Carry none of the pictures over; write out the complete data exactly.

## Data supplied
————————
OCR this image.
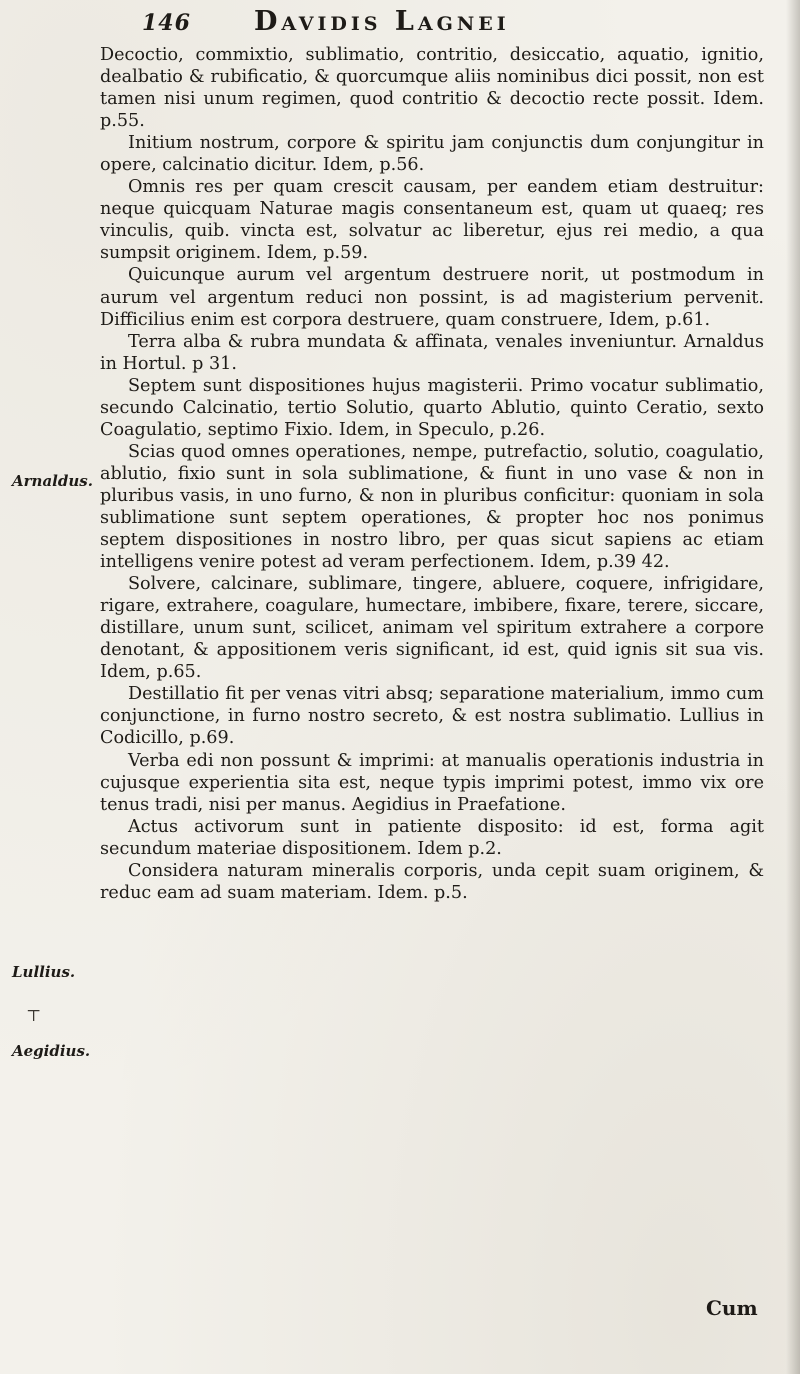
146 Davidis Lagnei
Arnaldus.
Lullius.
⊤
Aegidius.

Decoctio, commixtio, sublimatio, contritio, desiccatio, aquatio, ignitio, dealbatio & rubificatio, & quorcumque aliis nominibus dici possit, non est tamen nisi unum regimen, quod contritio & decoctio recte possit. Idem. p.55.

Initium nostrum, corpore & spiritu jam conjunctis dum conjungitur in opere, calcinatio dicitur. Idem, p.56.

Omnis res per quam crescit causam, per eandem etiam destruitur: neque quicquam Naturae magis consentaneum est, quam ut quaeq; res vinculis, quib. vincta est, solvatur ac liberetur, ejus rei medio, a qua sumpsit originem. Idem, p.59.

Quicunque aurum vel argentum destruere norit, ut postmodum in aurum vel argentum reduci non possint, is ad magisterium pervenit. Difficilius enim est corpora destruere, quam construere, Idem, p.61.

Terra alba & rubra mundata & affinata, venales inveniuntur. Arnaldus in Hortul. p 31.

Septem sunt dispositiones hujus magisterii. Primo vocatur sublimatio, secundo Calcinatio, tertio Solutio, quarto Ablutio, quinto Ceratio, sexto Coagulatio, septimo Fixio. Idem, in Speculo, p.26.

Scias quod omnes operationes, nempe, putrefactio, solutio, coagulatio, ablutio, fixio sunt in sola sublimatione, & fiunt in uno vase & non in pluribus vasis, in uno furno, & non in pluribus conficitur: quoniam in sola sublimatione sunt septem operationes, & propter hoc nos ponimus septem dispositiones in nostro libro, per quas sicut sapiens ac etiam intelligens venire potest ad veram perfectionem. Idem, p.39 42.

Solvere, calcinare, sublimare, tingere, abluere, coquere, infrigidare, rigare, extrahere, coagulare, humectare, imbibere, fixare, terere, siccare, distillare, unum sunt, scilicet, animam vel spiritum extrahere a corpore denotant, & appositionem veris significant, id est, quid ignis sit sua vis. Idem, p.65.

Destillatio fit per venas vitri absq; separatione materialium, immo cum conjunctione, in furno nostro secreto, & est nostra sublimatio. Lullius in Codicillo, p.69.

Verba edi non possunt & imprimi: at manualis operationis industria in cujusque experientia sita est, neque typis imprimi potest, immo vix ore tenus tradi, nisi per manus. Aegidius in Praefatione.

Actus activorum sunt in patiente disposito: id est, forma agit secundum materiae dispositionem. Idem p.2.

Considera naturam mineralis corporis, unda cepit suam originem, & reduc eam ad suam materiam. Idem. p.5.

Cum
————————
## Task output
OCR this image.
146 Davidis Lagnei
Arnaldus.
Lullius.
⊤
Aegidius.

Decoctio, commixtio, sublimatio, contritio, desiccatio, aquatio, ignitio, dealbatio & rubificatio, & quorcumque aliis nominibus dici possit, non est tamen nisi unum regimen, quod contritio & decoctio recte possit. Idem. p.55.

Initium nostrum, corpore & spiritu jam conjunctis dum conjungitur in opere, calcinatio dicitur. Idem, p.56.

Omnis res per quam crescit causam, per eandem etiam destruitur: neque quicquam Naturae magis consentaneum est, quam ut quaeq; res vinculis, quib. vincta est, solvatur ac liberetur, ejus rei medio, a qua sumpsit originem. Idem, p.59.

Quicunque aurum vel argentum destruere norit, ut postmodum in aurum vel argentum reduci non possint, is ad magisterium pervenit. Difficilius enim est corpora destruere, quam construere, Idem, p.61.

Terra alba & rubra mundata & affinata, venales inveniuntur. Arnaldus in Hortul. p 31.

Septem sunt dispositiones hujus magisterii. Primo vocatur sublimatio, secundo Calcinatio, tertio Solutio, quarto Ablutio, quinto Ceratio, sexto Coagulatio, septimo Fixio. Idem, in Speculo, p.26.

Scias quod omnes operationes, nempe, putrefactio, solutio, coagulatio, ablutio, fixio sunt in sola sublimatione, & fiunt in uno vase & non in pluribus vasis, in uno furno, & non in pluribus conficitur: quoniam in sola sublimatione sunt septem operationes, & propter hoc nos ponimus septem dispositiones in nostro libro, per quas sicut sapiens ac etiam intelligens venire potest ad veram perfectionem. Idem, p.39 42.

Solvere, calcinare, sublimare, tingere, abluere, coquere, infrigidare, rigare, extrahere, coagulare, humectare, imbibere, fixare, terere, siccare, distillare, unum sunt, scilicet, animam vel spiritum extrahere a corpore denotant, & appositionem veris significant, id est, quid ignis sit sua vis. Idem, p.65.

Destillatio fit per venas vitri absq; separatione materialium, immo cum conjunctione, in furno nostro secreto, & est nostra sublimatio. Lullius in Codicillo, p.69.

Verba edi non possunt & imprimi: at manualis operationis industria in cujusque experientia sita est, neque typis imprimi potest, immo vix ore tenus tradi, nisi per manus. Aegidius in Praefatione.

Actus activorum sunt in patiente disposito: id est, forma agit secundum materiae dispositionem. Idem p.2.

Considera naturam mineralis corporis, unda cepit suam originem, & reduc eam ad suam materiam. Idem. p.5.

Cum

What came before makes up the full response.